_The task_: Return, unchanged, the lines of the material from the line containing "register-link[interactable]: REGISTER —" up to and including the line containing "svg-text:PIXELVALLEY: PIXELVALLEY —".

_Exercise input_:

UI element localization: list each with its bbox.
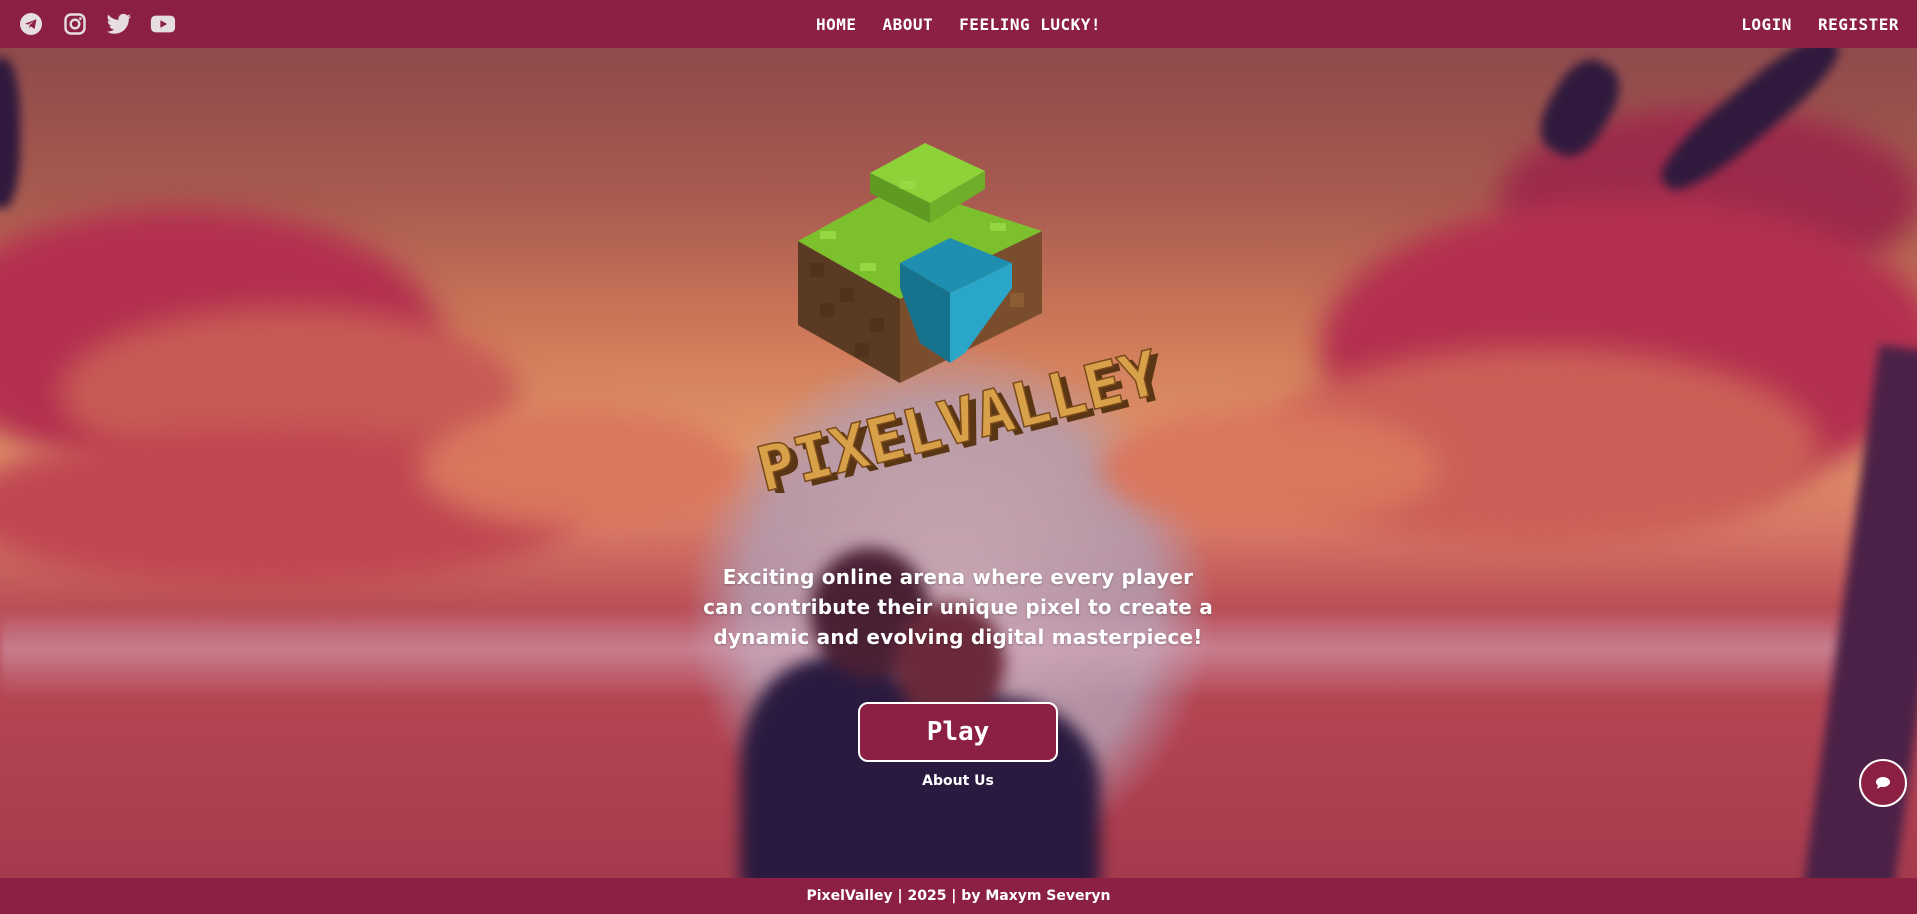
register-link[interactable]: REGISTER — [1818, 15, 1899, 34]
play-button[interactable]: Play — [858, 702, 1058, 762]
main-nav: HOME ABOUT FEELING LUCKY! — [816, 15, 1101, 34]
logo-wordmark: PIXELVALLEY PIXELVALLEY — [749, 335, 1174, 510]
chat-icon — [1876, 777, 1890, 789]
footer-credits: PixelValley | 2025 | by Maxym Severyn — [806, 888, 1111, 904]
hero-section: PIXELVALLEY PIXELVALLEY Exciting online … — [0, 48, 1917, 878]
page-footer: PixelValley | 2025 | by Maxym Severyn — [0, 878, 1917, 914]
svg-text:PIXELVALLEY: PIXELVALLEY — [750, 336, 1167, 493]
twitter-link[interactable] — [106, 11, 132, 37]
instagram-link[interactable] — [62, 11, 88, 37]
nav-feeling-lucky[interactable]: FEELING LUCKY! — [959, 15, 1101, 34]
top-navbar: HOME ABOUT FEELING LUCKY! LOGIN REGISTER — [0, 0, 1917, 48]
nav-about[interactable]: ABOUT — [883, 15, 934, 34]
island-block-icon — [798, 143, 1042, 383]
about-us-link[interactable]: About Us — [858, 773, 1058, 789]
youtube-link[interactable] — [150, 11, 176, 37]
hero-tagline: Exciting online arena where every player… — [703, 565, 1213, 649]
auth-nav: LOGIN REGISTER — [1741, 15, 1899, 34]
instagram-icon — [64, 13, 86, 35]
nav-home[interactable]: HOME — [816, 15, 857, 34]
telegram-icon — [20, 13, 42, 35]
telegram-link[interactable] — [18, 11, 44, 37]
chat-button[interactable] — [1859, 759, 1907, 807]
twitter-icon — [106, 13, 131, 34]
social-links — [18, 11, 438, 37]
pixelvalley-logo: PIXELVALLEY PIXELVALLEY — [749, 113, 1174, 511]
login-link[interactable]: LOGIN — [1741, 15, 1792, 34]
youtube-icon — [150, 15, 176, 33]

_The response_:
register-link[interactable]: REGISTER — [1818, 15, 1899, 34]
play-button[interactable]: Play — [858, 702, 1058, 762]
main-nav: HOME ABOUT FEELING LUCKY! — [816, 15, 1101, 34]
logo-wordmark: PIXELVALLEY PIXELVALLEY — [749, 335, 1174, 510]
chat-icon — [1876, 777, 1890, 789]
footer-credits: PixelValley | 2025 | by Maxym Severyn — [806, 888, 1111, 904]
hero-section: PIXELVALLEY PIXELVALLEY Exciting online … — [0, 48, 1917, 878]
page-footer: PixelValley | 2025 | by Maxym Severyn — [0, 878, 1917, 914]
svg-text:PIXELVALLEY: PIXELVALLEY — [750, 336, 1167, 493]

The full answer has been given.